*Document passage*
□ □ □ □ □ □ □

6- Finally, I end the TLS session and disconnect the TCP port:

static void tlsDisconnect(Handle H)
{
    UINT err;

    /* Close tls session. We unconditionally end the session no matter if the TLS was started or not and simply let
     * the function return an error code if it was not started. This is because tests showed that some IP packets could
     * be left allocated in the TLS stack after a failing handshake. */
    // See comment above -- if (H->isTlsSessionStarted)
    {
        err = nx_secure_tls_session_end(&g_tls_session, HTTPS_DEFAULT_TIMEOUT);
        H->isTlsSessionStarted = false;
        PRINTF_DBG("TLS: Session ended (err=%u)" CRLF, err);
    }

    /* Unconditionally close the socket just to make sure that everything is cleared and let the function return an
     * error code if the socket was not opened */
    // See comment above -- if (H->isTcpSocketConnected)
    {
        err = nx_tcp_socket_disconnect(&H->TcpSocket, HTTPS_DEFAULT_TIMEOUT);
        H->isTcpSocketConnected = false;
        PRINTF_DBG("HTTPS: TCP socket disconnected (err=%u)" CRLF, err);
    }
}

Thanks for your help

Franck

  • Hi Franck,

    Regarding one comment in your code:
    "Allocate a temp buffer for extracting packet data. Since tcp packets are at most 1568, a 2KB buffer is enough"

    And then there is a call:
    /* Extract the received data */
    ERROR_CHECK(nx_packet_data_retrieve(PPacket, packetBuffer, &bytesCopied));

    The packet can be chained with other packets and thus nx_packet_data_retrieve can consume more than 2KB (verify bytesCopied). I suggest using the nx_packet_data_extract_offset which is safer (it takes not only the buffer, but also the buffer size).

    I'm not sure if this solves the issue, but for sure it can corrupt the memory. Please check if the issue still occurs.

    Regards,
    adboc
  • In reply to adboc:

    Hi adboc,

    Good catch, it looks like it's worth commenting the code :) I will certainly rework this part of the code and use nx_packet_data_extract_offset() to avoid any corruption.

    The GET request that I am using for my loop test results in a response much smaller than 2KB. Just to make sure, I have added a pre-check with nx_packet_length_get() and added an assert on the returned bytesCopied value. Both shows that the response packet size is always very small.

    So unfortunately this is not the cause of my issue. Any other suggestions?

    Thanks
    Franck
  • In reply to Franck:

    I have run tests over the weekend and I am still running out of packets after some time. After some debugging, I might have found the source of the issue which, I think, resides in the TLS stack.

□ □ □ □ □ □ □

*Problem*
Rewrite the part of the forum thread starting with "And then there" and going on through "the buffer size).", changing "bytesCopied" to "copiedLength". The items that follow are drawn from a different source than the forum thread.

*Record set*
□ □ □ □ □ □ □

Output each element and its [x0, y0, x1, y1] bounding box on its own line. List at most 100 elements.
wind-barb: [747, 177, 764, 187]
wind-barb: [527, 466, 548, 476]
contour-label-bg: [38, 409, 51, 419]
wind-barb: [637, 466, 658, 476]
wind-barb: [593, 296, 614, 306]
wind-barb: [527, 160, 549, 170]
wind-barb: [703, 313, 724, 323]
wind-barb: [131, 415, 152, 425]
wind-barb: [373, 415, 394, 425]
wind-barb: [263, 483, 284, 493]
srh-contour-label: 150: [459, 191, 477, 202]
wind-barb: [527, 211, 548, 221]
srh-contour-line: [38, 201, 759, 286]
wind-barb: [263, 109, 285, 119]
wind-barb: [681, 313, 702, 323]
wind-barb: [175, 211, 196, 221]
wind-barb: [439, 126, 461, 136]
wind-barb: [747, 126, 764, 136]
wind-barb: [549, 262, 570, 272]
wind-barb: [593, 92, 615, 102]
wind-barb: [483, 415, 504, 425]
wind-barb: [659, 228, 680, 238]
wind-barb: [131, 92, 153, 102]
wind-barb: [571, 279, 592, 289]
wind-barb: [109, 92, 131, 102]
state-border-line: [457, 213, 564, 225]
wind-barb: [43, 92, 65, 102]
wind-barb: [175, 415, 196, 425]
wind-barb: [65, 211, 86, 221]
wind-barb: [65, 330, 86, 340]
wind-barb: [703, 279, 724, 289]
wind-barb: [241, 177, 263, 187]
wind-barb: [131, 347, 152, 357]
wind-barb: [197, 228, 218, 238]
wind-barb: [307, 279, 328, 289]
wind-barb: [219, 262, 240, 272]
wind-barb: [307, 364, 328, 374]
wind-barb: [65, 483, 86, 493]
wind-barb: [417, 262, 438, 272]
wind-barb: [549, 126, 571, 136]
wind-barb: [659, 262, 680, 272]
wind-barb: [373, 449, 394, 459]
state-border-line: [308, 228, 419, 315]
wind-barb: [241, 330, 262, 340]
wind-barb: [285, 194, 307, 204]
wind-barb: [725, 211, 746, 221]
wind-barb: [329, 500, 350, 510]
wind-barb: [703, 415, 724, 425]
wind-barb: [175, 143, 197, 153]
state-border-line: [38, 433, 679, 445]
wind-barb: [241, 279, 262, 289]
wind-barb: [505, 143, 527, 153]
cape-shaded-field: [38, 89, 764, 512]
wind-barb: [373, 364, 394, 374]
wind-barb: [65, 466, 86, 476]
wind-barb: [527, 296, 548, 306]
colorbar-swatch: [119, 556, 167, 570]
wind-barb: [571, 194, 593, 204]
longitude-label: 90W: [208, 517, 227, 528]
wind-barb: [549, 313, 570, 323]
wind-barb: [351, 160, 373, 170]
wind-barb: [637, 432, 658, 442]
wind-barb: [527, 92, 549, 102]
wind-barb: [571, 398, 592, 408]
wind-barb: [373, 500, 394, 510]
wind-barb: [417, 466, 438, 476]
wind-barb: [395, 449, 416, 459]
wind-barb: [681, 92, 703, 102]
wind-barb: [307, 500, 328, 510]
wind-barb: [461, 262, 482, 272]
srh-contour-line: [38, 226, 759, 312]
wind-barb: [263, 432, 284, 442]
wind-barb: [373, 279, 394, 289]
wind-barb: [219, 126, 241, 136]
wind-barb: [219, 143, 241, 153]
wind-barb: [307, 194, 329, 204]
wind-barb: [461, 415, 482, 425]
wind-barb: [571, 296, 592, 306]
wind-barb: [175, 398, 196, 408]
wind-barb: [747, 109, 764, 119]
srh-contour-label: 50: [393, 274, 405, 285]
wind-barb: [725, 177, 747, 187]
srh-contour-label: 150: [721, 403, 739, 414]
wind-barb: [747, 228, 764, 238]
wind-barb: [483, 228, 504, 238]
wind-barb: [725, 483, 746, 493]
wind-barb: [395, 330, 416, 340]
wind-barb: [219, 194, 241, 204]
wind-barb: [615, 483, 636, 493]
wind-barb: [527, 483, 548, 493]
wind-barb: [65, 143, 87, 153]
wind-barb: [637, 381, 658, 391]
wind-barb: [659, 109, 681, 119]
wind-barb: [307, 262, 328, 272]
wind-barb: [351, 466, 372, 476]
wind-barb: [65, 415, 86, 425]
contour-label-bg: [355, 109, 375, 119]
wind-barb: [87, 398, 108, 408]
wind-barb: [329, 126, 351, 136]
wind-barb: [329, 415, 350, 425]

□ □ □ □ □ □ □

*Final result*
And then there is a call:
    /* Extract the received data */
    ERROR_CHECK(nx_packet_data_retrieve(PPacket, packetBuffer, &copiedLength));

    The packet can be chained with other packets and thus nx_packet_data_retrieve can consume more than 2KB (verify copiedLength). I suggest using the nx_packet_data_extract_offset which is safer (it takes not only the buffer, but also the buffer size).